> Exercise objective: Copy every line from the material below that holds "number".

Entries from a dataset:
==================================================

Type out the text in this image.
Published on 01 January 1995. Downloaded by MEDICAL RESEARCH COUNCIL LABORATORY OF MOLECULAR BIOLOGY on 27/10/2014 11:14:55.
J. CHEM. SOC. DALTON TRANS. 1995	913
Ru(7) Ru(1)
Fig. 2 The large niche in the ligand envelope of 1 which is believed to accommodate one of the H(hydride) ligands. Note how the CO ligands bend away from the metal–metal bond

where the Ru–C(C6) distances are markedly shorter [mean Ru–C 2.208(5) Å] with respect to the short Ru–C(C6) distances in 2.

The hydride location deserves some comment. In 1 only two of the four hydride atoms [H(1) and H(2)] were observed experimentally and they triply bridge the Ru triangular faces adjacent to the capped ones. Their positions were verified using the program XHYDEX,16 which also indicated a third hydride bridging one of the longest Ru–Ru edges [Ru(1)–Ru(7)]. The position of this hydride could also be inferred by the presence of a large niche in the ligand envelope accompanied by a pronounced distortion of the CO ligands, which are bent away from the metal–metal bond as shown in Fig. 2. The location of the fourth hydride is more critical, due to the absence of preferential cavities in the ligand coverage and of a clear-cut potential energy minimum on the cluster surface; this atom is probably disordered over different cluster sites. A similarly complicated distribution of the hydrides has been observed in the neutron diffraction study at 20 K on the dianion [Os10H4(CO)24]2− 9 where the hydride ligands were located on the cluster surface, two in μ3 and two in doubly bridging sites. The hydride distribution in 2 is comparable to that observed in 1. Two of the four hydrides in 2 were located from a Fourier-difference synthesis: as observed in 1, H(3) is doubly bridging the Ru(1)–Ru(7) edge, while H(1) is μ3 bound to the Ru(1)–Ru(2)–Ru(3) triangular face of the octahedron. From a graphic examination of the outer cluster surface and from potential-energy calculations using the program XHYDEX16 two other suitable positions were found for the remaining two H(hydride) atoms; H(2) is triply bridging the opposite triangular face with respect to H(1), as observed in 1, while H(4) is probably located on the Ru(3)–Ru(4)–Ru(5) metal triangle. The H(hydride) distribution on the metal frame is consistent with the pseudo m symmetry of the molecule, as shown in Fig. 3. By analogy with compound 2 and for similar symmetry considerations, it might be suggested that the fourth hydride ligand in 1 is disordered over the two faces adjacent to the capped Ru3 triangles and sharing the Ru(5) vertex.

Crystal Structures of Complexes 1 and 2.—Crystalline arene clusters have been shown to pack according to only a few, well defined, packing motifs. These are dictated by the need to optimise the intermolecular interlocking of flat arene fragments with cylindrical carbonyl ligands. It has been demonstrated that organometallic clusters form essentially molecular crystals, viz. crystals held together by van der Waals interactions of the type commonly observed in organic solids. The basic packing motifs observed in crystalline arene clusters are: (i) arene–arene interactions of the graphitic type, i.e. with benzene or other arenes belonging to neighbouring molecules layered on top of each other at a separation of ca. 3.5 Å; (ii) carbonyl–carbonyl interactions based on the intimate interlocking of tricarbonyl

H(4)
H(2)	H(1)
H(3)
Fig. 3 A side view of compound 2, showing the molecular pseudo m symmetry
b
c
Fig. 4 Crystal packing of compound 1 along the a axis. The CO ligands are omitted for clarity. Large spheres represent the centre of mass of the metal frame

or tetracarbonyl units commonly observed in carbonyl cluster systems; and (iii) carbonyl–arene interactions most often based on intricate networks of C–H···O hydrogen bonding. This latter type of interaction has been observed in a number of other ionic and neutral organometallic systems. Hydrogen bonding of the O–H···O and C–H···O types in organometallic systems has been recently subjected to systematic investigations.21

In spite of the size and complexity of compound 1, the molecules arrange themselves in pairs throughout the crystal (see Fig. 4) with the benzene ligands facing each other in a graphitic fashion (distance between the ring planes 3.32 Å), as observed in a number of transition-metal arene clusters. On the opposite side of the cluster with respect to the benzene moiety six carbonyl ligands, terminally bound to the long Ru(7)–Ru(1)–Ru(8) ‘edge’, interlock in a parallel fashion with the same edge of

==================================================

> Solution to this task:
or tetracarbonyl units commonly observed in carbonyl cluster systems; and (iii) carbonyl–arene interactions most often based on intricate networks of C–H···O hydrogen bonding. This latter type of interaction has been observed in a number of other ionic and neutral organometallic systems. Hydrogen bonding of the O–H···O and C–H···O types in organometallic systems has been recently subjected to systematic investigations.21
In spite of the size and complexity of compound 1, the molecules arrange themselves in pairs throughout the crystal (see Fig. 4) with the benzene ligands facing each other in a graphitic fashion (distance between the ring planes 3.32 Å), as observed in a number of transition-metal arene clusters. On the opposite side of the cluster with respect to the benzene moiety six carbonyl ligands, terminally bound to the long Ru(7)–Ru(1)–Ru(8) ‘edge’, interlock in a parallel fashion with the same edge of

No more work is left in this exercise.